┏━━

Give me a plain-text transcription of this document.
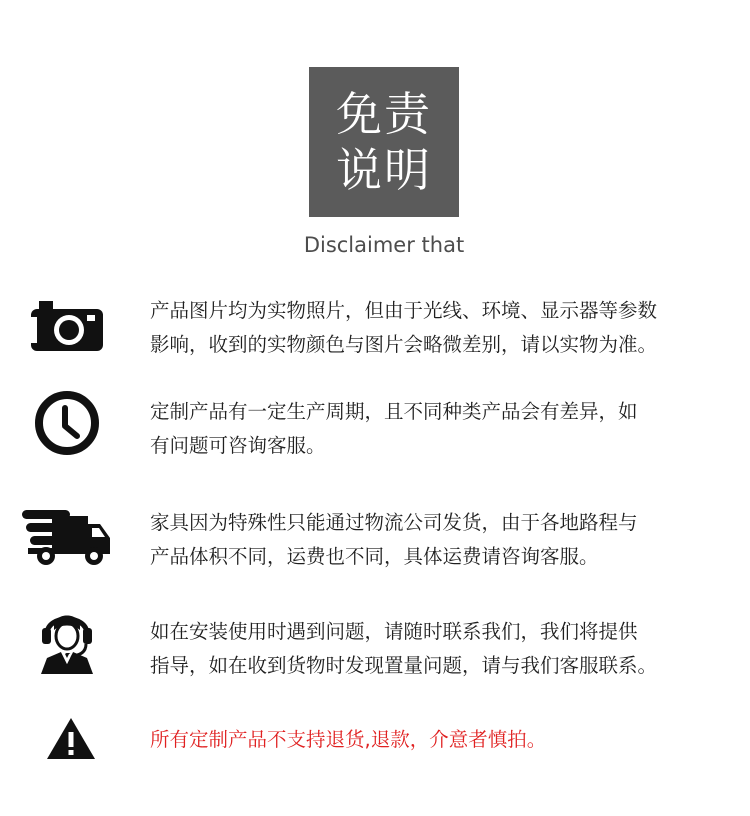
免责
说明
Disclaimer that
产品图片均为实物照片，但由于光线、环境、显示器等参数
影响，收到的实物颜色与图片会略微差别，请以实物为准。
定制产品有一定生产周期，且不同种类产品会有差异，如
有问题可咨询客服。
家具因为特殊性只能通过物流公司发货，由于各地路程与
产品体积不同，运费也不同，具体运费请咨询客服。
如在安装使用时遇到问题，请随时联系我们，我们将提供
指导，如在收到货物时发现置量问题，请与我们客服联系。
所有定制产品不支持退货,退款，介意者慎拍。
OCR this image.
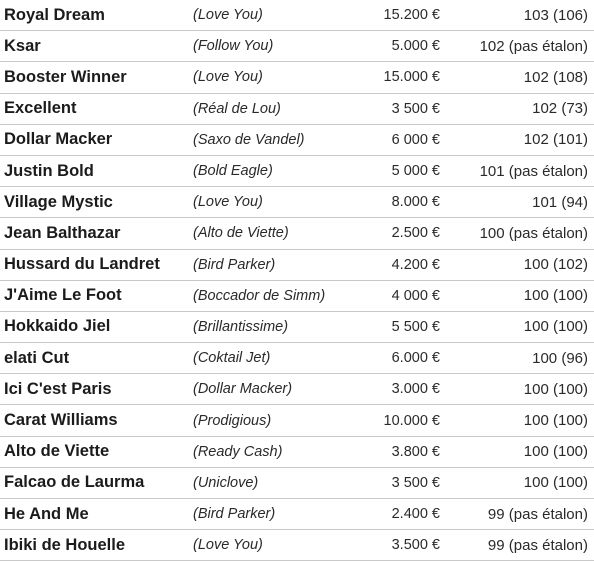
Royal Dream	(Love You)	15.200 €	103 (106)
Ksar	(Follow You)	5.000 €	102 (pas étalon)
Booster Winner	(Love You)	15.000 €	102 (108)
Excellent	(Réal de Lou)	3 500 €	102 (73)
Dollar Macker	(Saxo de Vandel)	6 000 €	102 (101)
Justin Bold	(Bold Eagle)	5 000 €	101 (pas étalon)
Village Mystic	(Love You)	8.000 €	101 (94)
Jean Balthazar	(Alto de Viette)	2.500 €	100 (pas étalon)
Hussard du Landret	(Bird Parker)	4.200 €	100 (102)
J'Aime Le Foot	(Boccador de Simm)	4 000 €	100 (100)
Hokkaido Jiel	(Brillantissime)	5 500 €	100 (100)
elati Cut	(Coktail Jet)	6.000 €	100 (96)
Ici C'est Paris	(Dollar Macker)	3.000 €	100 (100)
Carat Williams	(Prodigious)	10.000 €	100 (100)
Alto de Viette	(Ready Cash)	3.800 €	100 (100)
Falcao de Laurma	(Uniclove)	3 500 €	100 (100)
He And Me	(Bird Parker)	2.400 €	99 (pas étalon)
Ibiki de Houelle	(Love You)	3.500 €	99 (pas étalon)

┗━━

◆ **JOB**: Using the listing above, pick out each line that contains the word "Bird", then copy it.

◆ **TASK OUTPUT**:
Hussard du Landret	(Bird Parker)	4.200 €	100 (102)
He And Me	(Bird Parker)	2.400 €	99 (pas étalon)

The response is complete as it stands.